◆ **Task**
Write out each line below exactly, with nothing changed, covering every item.

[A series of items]
--- BEGIN ---

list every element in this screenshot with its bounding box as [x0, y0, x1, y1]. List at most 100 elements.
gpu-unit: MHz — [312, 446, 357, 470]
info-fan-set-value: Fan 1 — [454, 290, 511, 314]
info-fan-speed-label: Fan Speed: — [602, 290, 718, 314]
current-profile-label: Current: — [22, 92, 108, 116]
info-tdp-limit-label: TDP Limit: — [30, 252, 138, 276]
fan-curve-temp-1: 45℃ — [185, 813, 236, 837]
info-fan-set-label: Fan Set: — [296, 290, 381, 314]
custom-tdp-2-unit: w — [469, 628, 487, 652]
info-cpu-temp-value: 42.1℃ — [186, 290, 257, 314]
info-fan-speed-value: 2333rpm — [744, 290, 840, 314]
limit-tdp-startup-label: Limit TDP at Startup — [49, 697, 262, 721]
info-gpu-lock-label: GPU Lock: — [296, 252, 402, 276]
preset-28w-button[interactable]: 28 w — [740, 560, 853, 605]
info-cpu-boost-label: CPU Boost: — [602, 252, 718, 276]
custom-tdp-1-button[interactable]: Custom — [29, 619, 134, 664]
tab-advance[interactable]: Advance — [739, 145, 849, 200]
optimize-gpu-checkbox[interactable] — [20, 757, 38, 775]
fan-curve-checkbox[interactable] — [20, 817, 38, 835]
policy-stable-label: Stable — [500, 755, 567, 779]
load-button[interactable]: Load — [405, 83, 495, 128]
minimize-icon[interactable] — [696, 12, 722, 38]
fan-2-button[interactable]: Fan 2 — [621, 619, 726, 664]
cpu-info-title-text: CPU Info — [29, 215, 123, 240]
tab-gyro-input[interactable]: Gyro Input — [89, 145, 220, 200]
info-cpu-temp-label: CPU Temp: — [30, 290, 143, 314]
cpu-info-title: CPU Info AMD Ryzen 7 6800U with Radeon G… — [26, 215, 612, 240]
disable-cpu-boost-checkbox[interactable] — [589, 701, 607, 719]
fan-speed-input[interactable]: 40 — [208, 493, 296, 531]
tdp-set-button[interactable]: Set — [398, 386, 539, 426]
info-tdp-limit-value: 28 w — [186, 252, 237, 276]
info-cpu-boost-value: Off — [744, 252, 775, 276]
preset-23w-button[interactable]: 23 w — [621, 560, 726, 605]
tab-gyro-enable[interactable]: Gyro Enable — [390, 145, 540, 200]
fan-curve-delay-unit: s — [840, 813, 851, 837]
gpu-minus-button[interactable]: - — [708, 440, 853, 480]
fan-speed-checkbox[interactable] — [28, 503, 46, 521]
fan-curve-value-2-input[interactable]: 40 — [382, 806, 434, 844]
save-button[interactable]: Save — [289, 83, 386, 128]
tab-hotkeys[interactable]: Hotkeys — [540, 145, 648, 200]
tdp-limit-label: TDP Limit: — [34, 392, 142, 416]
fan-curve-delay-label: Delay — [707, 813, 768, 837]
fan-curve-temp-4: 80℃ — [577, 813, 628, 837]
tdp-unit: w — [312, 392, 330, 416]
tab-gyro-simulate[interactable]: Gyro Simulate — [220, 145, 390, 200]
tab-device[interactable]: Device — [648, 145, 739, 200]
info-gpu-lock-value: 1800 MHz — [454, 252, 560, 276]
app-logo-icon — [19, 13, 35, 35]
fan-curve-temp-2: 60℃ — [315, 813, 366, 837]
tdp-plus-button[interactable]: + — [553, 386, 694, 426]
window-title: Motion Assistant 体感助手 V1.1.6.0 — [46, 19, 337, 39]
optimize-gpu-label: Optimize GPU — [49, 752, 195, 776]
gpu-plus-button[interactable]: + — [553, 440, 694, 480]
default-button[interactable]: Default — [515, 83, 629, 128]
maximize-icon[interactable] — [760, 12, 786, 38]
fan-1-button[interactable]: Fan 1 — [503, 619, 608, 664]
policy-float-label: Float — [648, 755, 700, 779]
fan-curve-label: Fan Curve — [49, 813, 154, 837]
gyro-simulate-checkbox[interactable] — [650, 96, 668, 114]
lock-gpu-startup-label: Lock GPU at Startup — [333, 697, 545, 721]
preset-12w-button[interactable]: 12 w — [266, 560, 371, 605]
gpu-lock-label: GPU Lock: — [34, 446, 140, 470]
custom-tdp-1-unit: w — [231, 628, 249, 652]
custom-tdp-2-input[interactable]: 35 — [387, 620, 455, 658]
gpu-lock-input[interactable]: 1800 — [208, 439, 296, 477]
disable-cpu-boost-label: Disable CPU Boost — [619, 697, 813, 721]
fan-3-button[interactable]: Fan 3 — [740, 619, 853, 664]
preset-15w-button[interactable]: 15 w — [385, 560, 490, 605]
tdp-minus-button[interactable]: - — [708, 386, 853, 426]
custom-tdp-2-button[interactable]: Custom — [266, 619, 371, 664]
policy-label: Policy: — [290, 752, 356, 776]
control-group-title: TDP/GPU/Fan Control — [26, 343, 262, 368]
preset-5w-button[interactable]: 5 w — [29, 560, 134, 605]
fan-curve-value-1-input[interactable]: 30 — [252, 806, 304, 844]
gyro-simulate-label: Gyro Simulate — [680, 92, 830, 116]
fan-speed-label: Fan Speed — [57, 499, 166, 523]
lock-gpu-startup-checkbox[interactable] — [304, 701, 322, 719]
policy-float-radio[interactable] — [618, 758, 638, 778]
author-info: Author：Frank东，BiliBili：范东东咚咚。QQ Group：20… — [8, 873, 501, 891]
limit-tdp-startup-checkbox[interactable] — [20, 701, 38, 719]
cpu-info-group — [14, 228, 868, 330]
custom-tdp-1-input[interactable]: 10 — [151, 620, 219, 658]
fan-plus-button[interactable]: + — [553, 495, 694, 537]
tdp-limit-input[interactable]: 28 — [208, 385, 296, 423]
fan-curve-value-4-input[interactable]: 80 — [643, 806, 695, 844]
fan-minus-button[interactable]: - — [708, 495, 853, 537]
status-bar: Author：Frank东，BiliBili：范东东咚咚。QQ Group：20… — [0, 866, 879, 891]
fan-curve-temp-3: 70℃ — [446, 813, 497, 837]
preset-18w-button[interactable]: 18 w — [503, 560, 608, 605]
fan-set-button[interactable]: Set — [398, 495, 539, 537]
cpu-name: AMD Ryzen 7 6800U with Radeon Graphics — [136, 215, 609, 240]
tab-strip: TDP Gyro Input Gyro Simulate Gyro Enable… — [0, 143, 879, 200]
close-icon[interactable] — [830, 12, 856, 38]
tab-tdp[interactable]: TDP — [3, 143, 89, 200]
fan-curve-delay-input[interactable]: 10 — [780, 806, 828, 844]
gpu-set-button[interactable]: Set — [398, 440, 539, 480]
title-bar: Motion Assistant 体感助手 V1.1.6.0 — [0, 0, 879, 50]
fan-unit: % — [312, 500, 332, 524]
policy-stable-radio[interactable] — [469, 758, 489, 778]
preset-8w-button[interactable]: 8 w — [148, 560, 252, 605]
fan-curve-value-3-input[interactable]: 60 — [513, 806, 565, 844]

--- END ---

◆ **Expected answer**
list every element in this screenshot with its bounding box as [x0, y0, x1, y1]. List at most 100 elements.
gpu-unit: MHz — [312, 446, 357, 470]
info-fan-set-value: Fan 1 — [454, 290, 511, 314]
info-fan-speed-label: Fan Speed: — [602, 290, 718, 314]
current-profile-label: Current: — [22, 92, 108, 116]
info-tdp-limit-label: TDP Limit: — [30, 252, 138, 276]
fan-curve-temp-1: 45℃ — [185, 813, 236, 837]
info-fan-set-label: Fan Set: — [296, 290, 381, 314]
custom-tdp-2-unit: w — [469, 628, 487, 652]
info-cpu-temp-value: 42.1℃ — [186, 290, 257, 314]
info-fan-speed-value: 2333rpm — [744, 290, 840, 314]
limit-tdp-startup-label: Limit TDP at Startup — [49, 697, 262, 721]
info-gpu-lock-label: GPU Lock: — [296, 252, 402, 276]
preset-28w-button[interactable]: 28 w — [740, 560, 853, 605]
info-cpu-boost-label: CPU Boost: — [602, 252, 718, 276]
custom-tdp-1-button[interactable]: Custom — [29, 619, 134, 664]
tab-advance[interactable]: Advance — [739, 145, 849, 200]
optimize-gpu-checkbox[interactable] — [20, 757, 38, 775]
fan-curve-checkbox[interactable] — [20, 817, 38, 835]
policy-stable-label: Stable — [500, 755, 567, 779]
load-button[interactable]: Load — [405, 83, 495, 128]
minimize-icon[interactable] — [696, 12, 722, 38]
fan-2-button[interactable]: Fan 2 — [621, 619, 726, 664]
cpu-info-title-text: CPU Info — [29, 215, 123, 240]
tab-gyro-input[interactable]: Gyro Input — [89, 145, 220, 200]
info-cpu-temp-label: CPU Temp: — [30, 290, 143, 314]
cpu-info-title: CPU Info AMD Ryzen 7 6800U with Radeon G… — [26, 215, 612, 240]
disable-cpu-boost-checkbox[interactable] — [589, 701, 607, 719]
fan-speed-input[interactable]: 40 — [208, 493, 296, 531]
tdp-set-button[interactable]: Set — [398, 386, 539, 426]
info-tdp-limit-value: 28 w — [186, 252, 237, 276]
info-cpu-boost-value: Off — [744, 252, 775, 276]
preset-23w-button[interactable]: 23 w — [621, 560, 726, 605]
tab-gyro-enable[interactable]: Gyro Enable — [390, 145, 540, 200]
fan-curve-delay-unit: s — [840, 813, 851, 837]
gpu-minus-button[interactable]: - — [708, 440, 853, 480]
fan-speed-checkbox[interactable] — [28, 503, 46, 521]
fan-curve-value-2-input[interactable]: 40 — [382, 806, 434, 844]
save-button[interactable]: Save — [289, 83, 386, 128]
tab-hotkeys[interactable]: Hotkeys — [540, 145, 648, 200]
tdp-limit-label: TDP Limit: — [34, 392, 142, 416]
fan-curve-delay-label: Delay — [707, 813, 768, 837]
fan-curve-temp-4: 80℃ — [577, 813, 628, 837]
tdp-unit: w — [312, 392, 330, 416]
tab-gyro-simulate[interactable]: Gyro Simulate — [220, 145, 390, 200]
tab-device[interactable]: Device — [648, 145, 739, 200]
info-gpu-lock-value: 1800 MHz — [454, 252, 560, 276]
app-logo-icon — [19, 13, 35, 35]
fan-curve-temp-2: 60℃ — [315, 813, 366, 837]
tdp-plus-button[interactable]: + — [553, 386, 694, 426]
window-title: Motion Assistant 体感助手 V1.1.6.0 — [46, 19, 337, 39]
optimize-gpu-label: Optimize GPU — [49, 752, 195, 776]
gpu-plus-button[interactable]: + — [553, 440, 694, 480]
default-button[interactable]: Default — [515, 83, 629, 128]
maximize-icon[interactable] — [760, 12, 786, 38]
fan-1-button[interactable]: Fan 1 — [503, 619, 608, 664]
policy-float-label: Float — [648, 755, 700, 779]
fan-curve-label: Fan Curve — [49, 813, 154, 837]
gyro-simulate-checkbox[interactable] — [650, 96, 668, 114]
lock-gpu-startup-label: Lock GPU at Startup — [333, 697, 545, 721]
preset-12w-button[interactable]: 12 w — [266, 560, 371, 605]
gpu-lock-label: GPU Lock: — [34, 446, 140, 470]
custom-tdp-1-unit: w — [231, 628, 249, 652]
custom-tdp-2-input[interactable]: 35 — [387, 620, 455, 658]
gpu-lock-input[interactable]: 1800 — [208, 439, 296, 477]
disable-cpu-boost-label: Disable CPU Boost — [619, 697, 813, 721]
fan-3-button[interactable]: Fan 3 — [740, 619, 853, 664]
preset-15w-button[interactable]: 15 w — [385, 560, 490, 605]
tdp-minus-button[interactable]: - — [708, 386, 853, 426]
custom-tdp-2-button[interactable]: Custom — [266, 619, 371, 664]
policy-label: Policy: — [290, 752, 356, 776]
control-group-title: TDP/GPU/Fan Control — [26, 343, 262, 368]
preset-5w-button[interactable]: 5 w — [29, 560, 134, 605]
fan-curve-value-1-input[interactable]: 30 — [252, 806, 304, 844]
gyro-simulate-label: Gyro Simulate — [680, 92, 830, 116]
fan-speed-label: Fan Speed — [57, 499, 166, 523]
lock-gpu-startup-checkbox[interactable] — [304, 701, 322, 719]
policy-float-radio[interactable] — [618, 758, 638, 778]
author-info: Author：Frank东，BiliBili：范东东咚咚。QQ Group：20… — [8, 873, 501, 891]
limit-tdp-startup-checkbox[interactable] — [20, 701, 38, 719]
cpu-info-group — [14, 228, 868, 330]
custom-tdp-1-input[interactable]: 10 — [151, 620, 219, 658]
fan-plus-button[interactable]: + — [553, 495, 694, 537]
tdp-limit-input[interactable]: 28 — [208, 385, 296, 423]
fan-curve-value-4-input[interactable]: 80 — [643, 806, 695, 844]
fan-minus-button[interactable]: - — [708, 495, 853, 537]
status-bar: Author：Frank东，BiliBili：范东东咚咚。QQ Group：20… — [0, 866, 879, 891]
fan-curve-temp-3: 70℃ — [446, 813, 497, 837]
preset-18w-button[interactable]: 18 w — [503, 560, 608, 605]
fan-set-button[interactable]: Set — [398, 495, 539, 537]
cpu-name: AMD Ryzen 7 6800U with Radeon Graphics — [136, 215, 609, 240]
tab-strip: TDP Gyro Input Gyro Simulate Gyro Enable… — [0, 143, 879, 200]
close-icon[interactable] — [830, 12, 856, 38]
tab-tdp[interactable]: TDP — [3, 143, 89, 200]
fan-curve-delay-input[interactable]: 10 — [780, 806, 828, 844]
gpu-set-button[interactable]: Set — [398, 440, 539, 480]
title-bar: Motion Assistant 体感助手 V1.1.6.0 — [0, 0, 879, 50]
fan-unit: % — [312, 500, 332, 524]
policy-stable-radio[interactable] — [469, 758, 489, 778]
preset-8w-button[interactable]: 8 w — [148, 560, 252, 605]
fan-curve-value-3-input[interactable]: 60 — [513, 806, 565, 844]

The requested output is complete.